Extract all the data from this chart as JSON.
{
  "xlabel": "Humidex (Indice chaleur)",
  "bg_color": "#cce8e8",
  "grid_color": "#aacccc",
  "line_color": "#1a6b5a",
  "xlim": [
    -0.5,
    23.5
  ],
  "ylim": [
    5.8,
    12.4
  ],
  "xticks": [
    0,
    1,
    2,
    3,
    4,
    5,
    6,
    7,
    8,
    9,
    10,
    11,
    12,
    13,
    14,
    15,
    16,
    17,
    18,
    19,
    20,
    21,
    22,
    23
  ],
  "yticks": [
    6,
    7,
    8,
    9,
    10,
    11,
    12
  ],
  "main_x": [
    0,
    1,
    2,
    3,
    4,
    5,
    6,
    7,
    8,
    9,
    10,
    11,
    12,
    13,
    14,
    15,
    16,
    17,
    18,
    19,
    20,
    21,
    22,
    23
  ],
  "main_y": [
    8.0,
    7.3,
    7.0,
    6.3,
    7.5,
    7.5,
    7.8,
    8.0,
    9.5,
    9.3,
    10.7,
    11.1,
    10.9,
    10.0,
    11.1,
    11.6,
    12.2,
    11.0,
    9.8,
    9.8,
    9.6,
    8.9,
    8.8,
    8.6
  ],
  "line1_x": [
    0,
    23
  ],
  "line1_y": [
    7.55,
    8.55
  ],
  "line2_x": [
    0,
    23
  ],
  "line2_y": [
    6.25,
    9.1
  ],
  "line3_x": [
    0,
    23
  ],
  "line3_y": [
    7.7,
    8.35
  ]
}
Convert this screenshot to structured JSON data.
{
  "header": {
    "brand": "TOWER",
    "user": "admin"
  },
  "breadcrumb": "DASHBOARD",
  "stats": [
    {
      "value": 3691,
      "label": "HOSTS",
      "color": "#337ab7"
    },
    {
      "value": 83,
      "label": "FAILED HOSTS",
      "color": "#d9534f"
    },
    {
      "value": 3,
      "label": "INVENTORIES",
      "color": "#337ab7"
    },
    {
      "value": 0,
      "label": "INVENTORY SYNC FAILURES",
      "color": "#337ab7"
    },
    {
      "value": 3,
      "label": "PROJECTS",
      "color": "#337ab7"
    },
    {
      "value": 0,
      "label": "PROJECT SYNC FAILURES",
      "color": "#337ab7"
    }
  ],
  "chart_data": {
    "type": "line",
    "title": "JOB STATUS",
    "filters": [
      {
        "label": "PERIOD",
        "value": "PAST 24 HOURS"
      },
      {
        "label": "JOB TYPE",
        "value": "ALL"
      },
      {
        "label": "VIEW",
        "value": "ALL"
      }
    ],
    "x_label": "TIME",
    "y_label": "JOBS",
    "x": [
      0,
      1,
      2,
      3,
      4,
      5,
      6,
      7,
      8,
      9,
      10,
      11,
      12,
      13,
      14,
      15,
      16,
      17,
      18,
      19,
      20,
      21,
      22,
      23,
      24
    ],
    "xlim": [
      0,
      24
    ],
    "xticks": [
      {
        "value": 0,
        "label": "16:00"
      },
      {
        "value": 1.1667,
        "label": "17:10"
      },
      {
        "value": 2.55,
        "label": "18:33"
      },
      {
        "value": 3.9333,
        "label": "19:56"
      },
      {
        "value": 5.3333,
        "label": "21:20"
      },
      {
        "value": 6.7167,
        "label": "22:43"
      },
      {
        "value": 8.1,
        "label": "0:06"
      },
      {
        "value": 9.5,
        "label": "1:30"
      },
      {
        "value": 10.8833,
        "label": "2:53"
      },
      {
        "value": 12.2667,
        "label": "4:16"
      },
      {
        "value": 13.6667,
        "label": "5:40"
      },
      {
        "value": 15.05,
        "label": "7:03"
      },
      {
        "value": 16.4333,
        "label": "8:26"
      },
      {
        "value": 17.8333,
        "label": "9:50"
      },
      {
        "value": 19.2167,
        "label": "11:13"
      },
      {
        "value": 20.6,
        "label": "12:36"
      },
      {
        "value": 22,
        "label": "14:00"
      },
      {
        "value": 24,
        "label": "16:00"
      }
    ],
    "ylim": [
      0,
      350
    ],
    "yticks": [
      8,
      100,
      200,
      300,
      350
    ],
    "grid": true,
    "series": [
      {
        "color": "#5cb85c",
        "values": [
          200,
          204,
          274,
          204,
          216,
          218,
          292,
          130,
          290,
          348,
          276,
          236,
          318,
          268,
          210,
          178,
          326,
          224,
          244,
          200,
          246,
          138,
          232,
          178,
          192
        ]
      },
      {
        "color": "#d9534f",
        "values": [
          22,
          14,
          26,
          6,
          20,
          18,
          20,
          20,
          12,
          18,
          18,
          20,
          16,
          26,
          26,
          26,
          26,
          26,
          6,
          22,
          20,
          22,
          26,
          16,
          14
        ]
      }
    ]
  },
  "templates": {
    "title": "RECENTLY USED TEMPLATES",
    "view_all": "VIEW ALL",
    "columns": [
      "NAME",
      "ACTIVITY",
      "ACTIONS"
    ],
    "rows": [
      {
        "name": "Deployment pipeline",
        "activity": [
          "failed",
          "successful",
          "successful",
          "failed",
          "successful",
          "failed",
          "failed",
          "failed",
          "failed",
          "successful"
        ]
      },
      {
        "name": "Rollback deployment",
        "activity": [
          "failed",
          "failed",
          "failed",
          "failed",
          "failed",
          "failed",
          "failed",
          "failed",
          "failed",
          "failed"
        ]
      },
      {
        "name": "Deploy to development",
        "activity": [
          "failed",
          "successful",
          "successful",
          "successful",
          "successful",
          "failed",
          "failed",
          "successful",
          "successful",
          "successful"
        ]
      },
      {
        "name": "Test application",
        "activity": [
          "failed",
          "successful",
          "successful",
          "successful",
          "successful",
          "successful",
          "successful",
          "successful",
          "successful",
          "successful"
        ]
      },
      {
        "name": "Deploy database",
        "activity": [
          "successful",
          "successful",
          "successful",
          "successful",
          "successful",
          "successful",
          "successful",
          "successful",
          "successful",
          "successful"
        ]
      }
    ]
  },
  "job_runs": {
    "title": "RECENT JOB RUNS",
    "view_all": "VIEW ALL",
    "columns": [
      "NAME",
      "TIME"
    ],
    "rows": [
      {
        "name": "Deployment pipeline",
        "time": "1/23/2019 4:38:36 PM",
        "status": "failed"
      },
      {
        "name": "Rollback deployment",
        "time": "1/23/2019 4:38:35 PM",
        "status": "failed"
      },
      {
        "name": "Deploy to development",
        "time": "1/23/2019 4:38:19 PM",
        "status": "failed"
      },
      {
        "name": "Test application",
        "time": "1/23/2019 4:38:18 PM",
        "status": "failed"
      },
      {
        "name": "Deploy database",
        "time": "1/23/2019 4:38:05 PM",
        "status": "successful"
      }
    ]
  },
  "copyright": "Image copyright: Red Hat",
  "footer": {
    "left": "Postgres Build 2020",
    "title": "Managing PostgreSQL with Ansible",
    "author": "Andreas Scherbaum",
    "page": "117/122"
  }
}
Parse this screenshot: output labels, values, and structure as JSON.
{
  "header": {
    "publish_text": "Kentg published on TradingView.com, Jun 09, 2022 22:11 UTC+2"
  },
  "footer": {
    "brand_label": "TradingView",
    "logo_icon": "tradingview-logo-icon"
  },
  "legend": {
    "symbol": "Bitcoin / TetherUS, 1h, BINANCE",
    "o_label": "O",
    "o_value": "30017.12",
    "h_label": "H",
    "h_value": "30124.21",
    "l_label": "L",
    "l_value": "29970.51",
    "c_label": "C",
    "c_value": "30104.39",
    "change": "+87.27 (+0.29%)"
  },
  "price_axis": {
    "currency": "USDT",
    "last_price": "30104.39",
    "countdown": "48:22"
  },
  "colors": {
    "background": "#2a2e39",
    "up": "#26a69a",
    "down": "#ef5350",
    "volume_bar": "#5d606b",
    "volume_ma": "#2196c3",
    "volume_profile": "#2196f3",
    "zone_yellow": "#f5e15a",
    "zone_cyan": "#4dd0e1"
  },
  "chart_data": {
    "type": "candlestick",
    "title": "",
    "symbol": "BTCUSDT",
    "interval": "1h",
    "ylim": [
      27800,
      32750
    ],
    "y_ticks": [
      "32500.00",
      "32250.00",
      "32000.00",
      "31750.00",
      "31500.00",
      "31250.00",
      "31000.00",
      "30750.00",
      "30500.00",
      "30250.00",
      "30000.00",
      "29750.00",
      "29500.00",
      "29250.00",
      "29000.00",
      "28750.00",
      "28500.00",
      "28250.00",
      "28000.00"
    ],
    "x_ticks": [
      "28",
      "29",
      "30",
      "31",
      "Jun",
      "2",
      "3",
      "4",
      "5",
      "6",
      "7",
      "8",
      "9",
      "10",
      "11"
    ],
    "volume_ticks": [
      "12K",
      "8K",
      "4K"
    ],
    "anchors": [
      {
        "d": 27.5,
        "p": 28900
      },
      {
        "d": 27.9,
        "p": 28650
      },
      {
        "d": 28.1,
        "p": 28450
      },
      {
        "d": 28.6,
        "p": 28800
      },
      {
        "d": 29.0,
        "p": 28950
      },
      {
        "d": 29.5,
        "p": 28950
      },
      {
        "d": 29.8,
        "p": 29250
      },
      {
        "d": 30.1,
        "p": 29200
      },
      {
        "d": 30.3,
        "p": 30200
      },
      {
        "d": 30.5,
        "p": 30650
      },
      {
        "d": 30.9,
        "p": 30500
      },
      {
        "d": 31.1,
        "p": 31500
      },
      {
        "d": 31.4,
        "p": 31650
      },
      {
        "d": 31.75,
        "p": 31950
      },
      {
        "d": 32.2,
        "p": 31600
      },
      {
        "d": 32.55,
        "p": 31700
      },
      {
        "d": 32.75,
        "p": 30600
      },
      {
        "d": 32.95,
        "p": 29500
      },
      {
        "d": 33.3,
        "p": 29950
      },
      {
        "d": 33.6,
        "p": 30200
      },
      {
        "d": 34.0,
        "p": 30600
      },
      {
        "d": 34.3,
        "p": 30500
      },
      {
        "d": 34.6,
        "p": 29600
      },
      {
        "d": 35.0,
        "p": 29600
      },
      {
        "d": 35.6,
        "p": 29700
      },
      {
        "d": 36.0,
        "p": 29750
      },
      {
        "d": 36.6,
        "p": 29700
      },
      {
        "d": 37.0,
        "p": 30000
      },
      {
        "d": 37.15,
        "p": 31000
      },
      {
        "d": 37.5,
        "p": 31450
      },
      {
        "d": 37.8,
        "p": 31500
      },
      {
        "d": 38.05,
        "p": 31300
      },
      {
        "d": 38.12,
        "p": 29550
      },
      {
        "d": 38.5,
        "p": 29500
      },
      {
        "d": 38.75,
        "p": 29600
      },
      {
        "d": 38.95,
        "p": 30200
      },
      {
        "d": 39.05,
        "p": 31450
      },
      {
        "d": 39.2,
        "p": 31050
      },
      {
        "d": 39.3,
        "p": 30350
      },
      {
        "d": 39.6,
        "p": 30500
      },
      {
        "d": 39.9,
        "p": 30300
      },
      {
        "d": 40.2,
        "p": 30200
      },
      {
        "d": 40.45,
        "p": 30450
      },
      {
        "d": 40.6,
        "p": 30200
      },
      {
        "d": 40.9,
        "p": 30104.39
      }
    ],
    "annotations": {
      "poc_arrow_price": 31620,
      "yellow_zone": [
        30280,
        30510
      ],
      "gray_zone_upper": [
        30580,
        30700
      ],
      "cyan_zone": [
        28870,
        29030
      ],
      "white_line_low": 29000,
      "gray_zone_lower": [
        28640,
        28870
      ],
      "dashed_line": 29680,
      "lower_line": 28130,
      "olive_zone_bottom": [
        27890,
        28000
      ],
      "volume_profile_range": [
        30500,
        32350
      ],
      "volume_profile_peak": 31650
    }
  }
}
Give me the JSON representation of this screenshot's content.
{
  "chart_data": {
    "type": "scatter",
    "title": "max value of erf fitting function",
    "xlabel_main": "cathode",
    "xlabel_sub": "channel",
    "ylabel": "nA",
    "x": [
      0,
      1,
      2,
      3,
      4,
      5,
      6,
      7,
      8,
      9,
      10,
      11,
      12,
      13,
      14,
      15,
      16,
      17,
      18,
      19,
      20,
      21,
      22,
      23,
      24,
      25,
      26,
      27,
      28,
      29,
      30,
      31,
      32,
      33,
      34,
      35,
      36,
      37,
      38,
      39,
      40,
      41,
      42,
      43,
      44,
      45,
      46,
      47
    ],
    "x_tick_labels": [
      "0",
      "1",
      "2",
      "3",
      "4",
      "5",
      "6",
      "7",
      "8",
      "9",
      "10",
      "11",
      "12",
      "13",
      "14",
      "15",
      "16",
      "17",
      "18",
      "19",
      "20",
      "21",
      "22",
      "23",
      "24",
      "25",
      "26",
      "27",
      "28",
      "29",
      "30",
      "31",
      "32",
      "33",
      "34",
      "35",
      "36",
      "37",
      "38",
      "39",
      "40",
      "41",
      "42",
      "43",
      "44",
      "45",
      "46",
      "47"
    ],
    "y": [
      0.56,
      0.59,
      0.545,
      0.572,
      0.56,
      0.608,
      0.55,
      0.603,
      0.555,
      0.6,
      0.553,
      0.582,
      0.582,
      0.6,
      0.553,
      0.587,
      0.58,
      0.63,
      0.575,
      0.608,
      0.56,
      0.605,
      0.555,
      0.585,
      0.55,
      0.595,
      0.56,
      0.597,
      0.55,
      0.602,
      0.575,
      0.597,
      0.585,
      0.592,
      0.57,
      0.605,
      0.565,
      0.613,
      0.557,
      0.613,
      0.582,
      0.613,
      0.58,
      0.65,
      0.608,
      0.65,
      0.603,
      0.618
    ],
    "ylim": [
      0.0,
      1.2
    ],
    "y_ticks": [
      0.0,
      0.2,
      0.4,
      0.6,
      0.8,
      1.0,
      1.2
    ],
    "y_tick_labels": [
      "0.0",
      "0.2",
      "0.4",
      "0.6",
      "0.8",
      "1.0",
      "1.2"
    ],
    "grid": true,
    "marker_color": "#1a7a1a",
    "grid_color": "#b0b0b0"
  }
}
══════════
» **Set problem**:
Locate all lines holding the word "title", then copy them out.

» **Task output**:
    "title": "JOB STATUS",
    "title": "RECENTLY USED TEMPLATES",
    "title": "RECENT JOB RUNS",
    "title": "Managing PostgreSQL with Ansible",
    "title": "",
    "title": "max value of erf fitting function",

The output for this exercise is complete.